= WHAT IS BEING ASKED =
Only the lines containing "icon" should appear in the answer, copied from the listing below.

======== RECORDS SUPPLIED ========

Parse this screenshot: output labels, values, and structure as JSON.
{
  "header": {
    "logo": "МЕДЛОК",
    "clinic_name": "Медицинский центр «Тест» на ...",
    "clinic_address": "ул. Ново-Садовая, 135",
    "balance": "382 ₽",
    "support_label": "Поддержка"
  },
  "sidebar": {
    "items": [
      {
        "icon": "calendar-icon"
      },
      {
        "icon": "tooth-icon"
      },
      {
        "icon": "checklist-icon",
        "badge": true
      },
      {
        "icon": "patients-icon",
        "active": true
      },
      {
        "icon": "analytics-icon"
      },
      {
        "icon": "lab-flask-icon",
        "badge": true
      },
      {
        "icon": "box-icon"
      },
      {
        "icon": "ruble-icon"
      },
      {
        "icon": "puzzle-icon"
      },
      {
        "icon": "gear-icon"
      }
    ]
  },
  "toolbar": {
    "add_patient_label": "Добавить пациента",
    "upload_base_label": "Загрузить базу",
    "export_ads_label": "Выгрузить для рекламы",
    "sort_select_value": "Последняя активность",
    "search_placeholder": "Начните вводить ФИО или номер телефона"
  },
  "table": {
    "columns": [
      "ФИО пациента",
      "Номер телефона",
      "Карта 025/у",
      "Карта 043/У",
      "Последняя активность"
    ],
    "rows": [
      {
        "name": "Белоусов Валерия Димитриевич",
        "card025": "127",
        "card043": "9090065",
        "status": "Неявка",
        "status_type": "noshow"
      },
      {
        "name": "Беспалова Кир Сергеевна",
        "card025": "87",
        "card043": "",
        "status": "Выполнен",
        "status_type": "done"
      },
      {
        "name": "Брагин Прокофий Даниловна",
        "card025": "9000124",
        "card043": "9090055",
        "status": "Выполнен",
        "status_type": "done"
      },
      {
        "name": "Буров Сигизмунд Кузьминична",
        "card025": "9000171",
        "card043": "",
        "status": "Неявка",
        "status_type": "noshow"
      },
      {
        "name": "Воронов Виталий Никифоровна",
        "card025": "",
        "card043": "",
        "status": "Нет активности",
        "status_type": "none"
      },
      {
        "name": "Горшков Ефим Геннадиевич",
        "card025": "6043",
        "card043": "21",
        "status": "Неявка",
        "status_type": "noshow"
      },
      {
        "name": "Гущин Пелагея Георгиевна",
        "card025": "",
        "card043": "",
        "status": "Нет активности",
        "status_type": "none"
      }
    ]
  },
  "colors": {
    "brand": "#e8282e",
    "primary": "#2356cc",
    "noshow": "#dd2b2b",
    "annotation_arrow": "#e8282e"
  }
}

========

= RESULT FOR THIS EXERCISE =
        "icon": "calendar-icon"
        "icon": "tooth-icon"
        "icon": "checklist-icon",
        "icon": "patients-icon",
        "icon": "analytics-icon"
        "icon": "lab-flask-icon",
        "icon": "box-icon"
        "icon": "ruble-icon"
        "icon": "puzzle-icon"
        "icon": "gear-icon"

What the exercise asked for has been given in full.